▶ _Problem to work on_: Format every row below as a JSON list of strings, one string per line, leaving out blank lines.

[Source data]
= = = =

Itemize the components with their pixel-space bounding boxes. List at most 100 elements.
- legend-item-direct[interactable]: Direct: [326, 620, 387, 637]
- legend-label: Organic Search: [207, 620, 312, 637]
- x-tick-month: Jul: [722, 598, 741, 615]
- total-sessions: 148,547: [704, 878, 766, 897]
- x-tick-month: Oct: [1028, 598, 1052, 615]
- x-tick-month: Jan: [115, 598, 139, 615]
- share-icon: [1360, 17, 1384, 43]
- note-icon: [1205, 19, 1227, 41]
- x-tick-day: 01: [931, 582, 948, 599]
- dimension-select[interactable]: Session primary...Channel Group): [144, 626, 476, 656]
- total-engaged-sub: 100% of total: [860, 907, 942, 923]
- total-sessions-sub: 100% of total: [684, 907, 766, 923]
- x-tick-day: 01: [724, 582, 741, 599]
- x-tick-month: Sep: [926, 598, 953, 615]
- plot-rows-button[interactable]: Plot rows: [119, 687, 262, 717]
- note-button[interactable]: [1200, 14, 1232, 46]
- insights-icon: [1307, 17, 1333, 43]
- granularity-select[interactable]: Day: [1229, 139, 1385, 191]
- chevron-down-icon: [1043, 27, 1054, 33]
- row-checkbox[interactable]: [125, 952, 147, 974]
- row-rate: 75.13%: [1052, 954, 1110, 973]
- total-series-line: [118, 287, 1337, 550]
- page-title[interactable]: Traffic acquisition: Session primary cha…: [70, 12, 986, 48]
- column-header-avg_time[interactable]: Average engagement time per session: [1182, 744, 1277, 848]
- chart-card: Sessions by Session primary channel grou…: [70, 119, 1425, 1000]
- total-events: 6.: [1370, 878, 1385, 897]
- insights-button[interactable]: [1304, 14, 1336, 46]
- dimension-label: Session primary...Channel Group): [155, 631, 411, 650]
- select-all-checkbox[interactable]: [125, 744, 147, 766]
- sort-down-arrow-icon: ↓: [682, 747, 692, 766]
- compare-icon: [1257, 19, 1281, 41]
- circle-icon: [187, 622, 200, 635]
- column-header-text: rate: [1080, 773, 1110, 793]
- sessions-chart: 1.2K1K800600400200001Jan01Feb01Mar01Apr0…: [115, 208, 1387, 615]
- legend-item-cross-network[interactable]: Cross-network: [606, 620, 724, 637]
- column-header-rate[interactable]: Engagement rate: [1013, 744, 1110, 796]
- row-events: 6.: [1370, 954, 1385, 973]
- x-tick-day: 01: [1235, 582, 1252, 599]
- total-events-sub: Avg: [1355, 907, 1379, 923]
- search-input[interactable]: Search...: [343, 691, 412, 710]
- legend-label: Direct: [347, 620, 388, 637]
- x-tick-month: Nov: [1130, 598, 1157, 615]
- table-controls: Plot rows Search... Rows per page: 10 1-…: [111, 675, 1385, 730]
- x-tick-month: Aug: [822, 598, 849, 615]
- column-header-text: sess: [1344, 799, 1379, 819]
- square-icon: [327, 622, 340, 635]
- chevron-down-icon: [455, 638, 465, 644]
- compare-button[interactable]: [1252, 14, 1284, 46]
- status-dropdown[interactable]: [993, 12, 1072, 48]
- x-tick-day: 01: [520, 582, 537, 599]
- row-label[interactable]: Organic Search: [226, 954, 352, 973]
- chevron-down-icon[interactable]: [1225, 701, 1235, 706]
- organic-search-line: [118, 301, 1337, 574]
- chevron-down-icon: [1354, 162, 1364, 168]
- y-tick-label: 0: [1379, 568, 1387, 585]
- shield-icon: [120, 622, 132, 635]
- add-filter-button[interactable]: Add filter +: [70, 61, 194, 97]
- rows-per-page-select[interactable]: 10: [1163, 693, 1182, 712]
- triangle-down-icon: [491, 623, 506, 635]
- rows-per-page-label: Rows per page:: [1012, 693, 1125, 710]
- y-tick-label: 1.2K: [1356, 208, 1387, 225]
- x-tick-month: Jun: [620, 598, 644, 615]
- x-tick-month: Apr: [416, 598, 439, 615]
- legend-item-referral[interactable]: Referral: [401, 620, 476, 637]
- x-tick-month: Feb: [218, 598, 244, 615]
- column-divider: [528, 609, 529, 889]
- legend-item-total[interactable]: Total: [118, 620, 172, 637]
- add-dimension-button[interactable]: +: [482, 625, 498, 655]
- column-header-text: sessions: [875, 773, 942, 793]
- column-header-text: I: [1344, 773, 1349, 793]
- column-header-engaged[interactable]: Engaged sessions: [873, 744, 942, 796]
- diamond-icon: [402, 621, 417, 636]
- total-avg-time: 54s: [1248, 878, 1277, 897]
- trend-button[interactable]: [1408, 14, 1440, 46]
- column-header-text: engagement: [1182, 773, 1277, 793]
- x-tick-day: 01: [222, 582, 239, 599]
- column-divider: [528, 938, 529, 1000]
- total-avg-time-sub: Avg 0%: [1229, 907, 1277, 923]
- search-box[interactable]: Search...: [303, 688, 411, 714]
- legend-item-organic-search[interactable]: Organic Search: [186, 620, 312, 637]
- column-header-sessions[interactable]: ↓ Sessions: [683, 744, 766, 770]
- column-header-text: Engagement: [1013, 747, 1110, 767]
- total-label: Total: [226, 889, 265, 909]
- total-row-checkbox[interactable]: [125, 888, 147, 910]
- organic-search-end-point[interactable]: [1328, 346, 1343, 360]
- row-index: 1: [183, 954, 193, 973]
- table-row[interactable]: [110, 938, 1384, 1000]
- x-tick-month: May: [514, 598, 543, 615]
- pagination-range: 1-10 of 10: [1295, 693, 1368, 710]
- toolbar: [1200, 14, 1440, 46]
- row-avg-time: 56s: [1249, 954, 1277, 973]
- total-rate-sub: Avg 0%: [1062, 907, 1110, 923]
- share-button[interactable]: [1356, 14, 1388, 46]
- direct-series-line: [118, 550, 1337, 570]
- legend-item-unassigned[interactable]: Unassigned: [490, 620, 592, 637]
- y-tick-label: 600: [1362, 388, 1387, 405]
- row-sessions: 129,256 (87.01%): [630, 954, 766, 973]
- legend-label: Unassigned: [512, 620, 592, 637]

= = = =

▶ _Written response_:
[
  "Itemize the components with their pixel-space bounding boxes. List at most 100 elements.",
  "- legend-item-direct[interactable]: Direct: [326, 620, 387, 637]",
  "- legend-label: Organic Search: [207, 620, 312, 637]",
  "- x-tick-month: Jul: [722, 598, 741, 615]",
  "- total-sessions: 148,547: [704, 878, 766, 897]",
  "- x-tick-month: Oct: [1028, 598, 1052, 615]",
  "- x-tick-month: Jan: [115, 598, 139, 615]",
  "- share-icon: [1360, 17, 1384, 43]",
  "- note-icon: [1205, 19, 1227, 41]",
  "- x-tick-day: 01: [931, 582, 948, 599]",
  "- dimension-select[interactable]: Session primary...Channel Group): [144, 626, 476, 656]",
  "- total-engaged-sub: 100% of total: [860, 907, 942, 923]",
  "- total-sessions-sub: 100% of total: [684, 907, 766, 923]",
  "- x-tick-day: 01: [724, 582, 741, 599]",
  "- x-tick-month: Sep: [926, 598, 953, 615]",
  "- plot-rows-button[interactable]: Plot rows: [119, 687, 262, 717]",
  "- note-button[interactable]: [1200, 14, 1232, 46]",
  "- insights-icon: [1307, 17, 1333, 43]",
  "- granularity-select[interactable]: Day: [1229, 139, 1385, 191]",
  "- chevron-down-icon: [1043, 27, 1054, 33]",
  "- row-checkbox[interactable]: [125, 952, 147, 974]",
  "- row-rate: 75.13%: [1052, 954, 1110, 973]",
  "- total-series-line: [118, 287, 1337, 550]",
  "- page-title[interactable]: Traffic acquisition: Session primary cha…: [70, 12, 986, 48]",
  "- column-header-avg_time[interactable]: Average engagement time per session: [1182, 744, 1277, 848]",
  "- chart-card: Sessions by Session primary channel grou…: [70, 119, 1425, 1000]",
  "- total-events: 6.: [1370, 878, 1385, 897]",
  "- insights-button[interactable]: [1304, 14, 1336, 46]",
  "- dimension-label: Session primary...Channel Group): [155, 631, 411, 650]",
  "- select-all-checkbox[interactable]: [125, 744, 147, 766]",
  "- sort-down-arrow-icon: ↓: [682, 747, 692, 766]",
  "- compare-icon: [1257, 19, 1281, 41]",
  "- circle-icon: [187, 622, 200, 635]",
  "- column-header-text: rate: [1080, 773, 1110, 793]",
  "- sessions-chart: 1.2K1K800600400200001Jan01Feb01Mar01Apr0…: [115, 208, 1387, 615]",
  "- legend-item-cross-network[interactable]: Cross-network: [606, 620, 724, 637]",
  "- column-header-rate[interactable]: Engagement rate: [1013, 744, 1110, 796]",
  "- row-events: 6.: [1370, 954, 1385, 973]",
  "- x-tick-day: 01: [1235, 582, 1252, 599]",
  "- total-events-sub: Avg: [1355, 907, 1379, 923]",
  "- search-input[interactable]: Search...: [343, 691, 412, 710]",
  "- legend-label: Direct: [347, 620, 388, 637]",
  "- x-tick-month: Nov: [1130, 598, 1157, 615]",
  "- table-controls: Plot rows Search... Rows per page: 10 1-…: [111, 675, 1385, 730]",
  "- x-tick-month: Aug: [822, 598, 849, 615]",
  "- column-header-text: sess: [1344, 799, 1379, 819]",
  "- square-icon: [327, 622, 340, 635]",
  "- chevron-down-icon: [455, 638, 465, 644]",
  "- compare-button[interactable]: [1252, 14, 1284, 46]",
  "- status-dropdown[interactable]: [993, 12, 1072, 48]",
  "- x-tick-day: 01: [520, 582, 537, 599]",
  "- row-label[interactable]: Organic Search: [226, 954, 352, 973]",
  "- chevron-down-icon[interactable]: [1225, 701, 1235, 706]",
  "- organic-search-line: [118, 301, 1337, 574]",
  "- chevron-down-icon: [1354, 162, 1364, 168]",
  "- y-tick-label: 0: [1379, 568, 1387, 585]",
  "- shield-icon: [120, 622, 132, 635]",
  "- add-filter-button[interactable]: Add filter +: [70, 61, 194, 97]",
  "- rows-per-page-select[interactable]: 10: [1163, 693, 1182, 712]",
  "- triangle-down-icon: [491, 623, 506, 635]",
  "- rows-per-page-label: Rows per page:: [1012, 693, 1125, 710]",
  "- y-tick-label: 1.2K: [1356, 208, 1387, 225]",
  "- x-tick-month: Jun: [620, 598, 644, 615]",
  "- x-tick-month: Apr: [416, 598, 439, 615]",
  "- legend-item-referral[interactable]: Referral: [401, 620, 476, 637]",
  "- x-tick-month: Feb: [218, 598, 244, 615]",
  "- column-divider: [528, 609, 529, 889]",
  "- legend-item-total[interactable]: Total: [118, 620, 172, 637]",
  "- add-dimension-button[interactable]: +: [482, 625, 498, 655]",
  "- column-header-text: sessions: [875, 773, 942, 793]",
  "- column-header-text: I: [1344, 773, 1349, 793]",
  "- column-header-engaged[interactable]: Engaged sessions: [873, 744, 942, 796]",
  "- diamond-icon: [402, 621, 417, 636]",
  "- total-avg-time: 54s: [1248, 878, 1277, 897]",
  "- trend-button[interactable]: [1408, 14, 1440, 46]",
  "- column-header-text: engagement: [1182, 773, 1277, 793]",
  "- x-tick-day: 01: [222, 582, 239, 599]",
  "- column-divider: [528, 938, 529, 1000]",
  "- total-avg-time-sub: Avg 0%: [1229, 907, 1277, 923]",
  "- search-box[interactable]: Search...: [303, 688, 411, 714]",
  "- legend-item-organic-search[interactable]: Organic Search: [186, 620, 312, 637]",
  "- column-header-sessions[interactable]: ↓ Sessions: [683, 744, 766, 770]",
  "- column-header-text: Engagement: [1013, 747, 1110, 767]",
  "- total-label: Total: [226, 889, 265, 909]",
  "- total-row-checkbox[interactable]: [125, 888, 147, 910]",
  "- organic-search-end-point[interactable]: [1328, 346, 1343, 360]",
  "- row-index: 1: [183, 954, 193, 973]",
  "- table-row[interactable]: [110, 938, 1384, 1000]",
  "- x-tick-month: May: [514, 598, 543, 615]",
  "- pagination-range: 1-10 of 10: [1295, 693, 1368, 710]",
  "- toolbar: [1200, 14, 1440, 46]",
  "- row-avg-time: 56s: [1249, 954, 1277, 973]",
  "- total-rate-sub: Avg 0%: [1062, 907, 1110, 923]",
  "- share-button[interactable]: [1356, 14, 1388, 46]",
  "- direct-series-line: [118, 550, 1337, 570]",
  "- legend-item-unassigned[interactable]: Unassigned: [490, 620, 592, 637]",
  "- y-tick-label: 600: [1362, 388, 1387, 405]",
  "- row-sessions: 129,256 (87.01%): [630, 954, 766, 973]",
  "- legend-label: Unassigned: [512, 620, 592, 637]"
]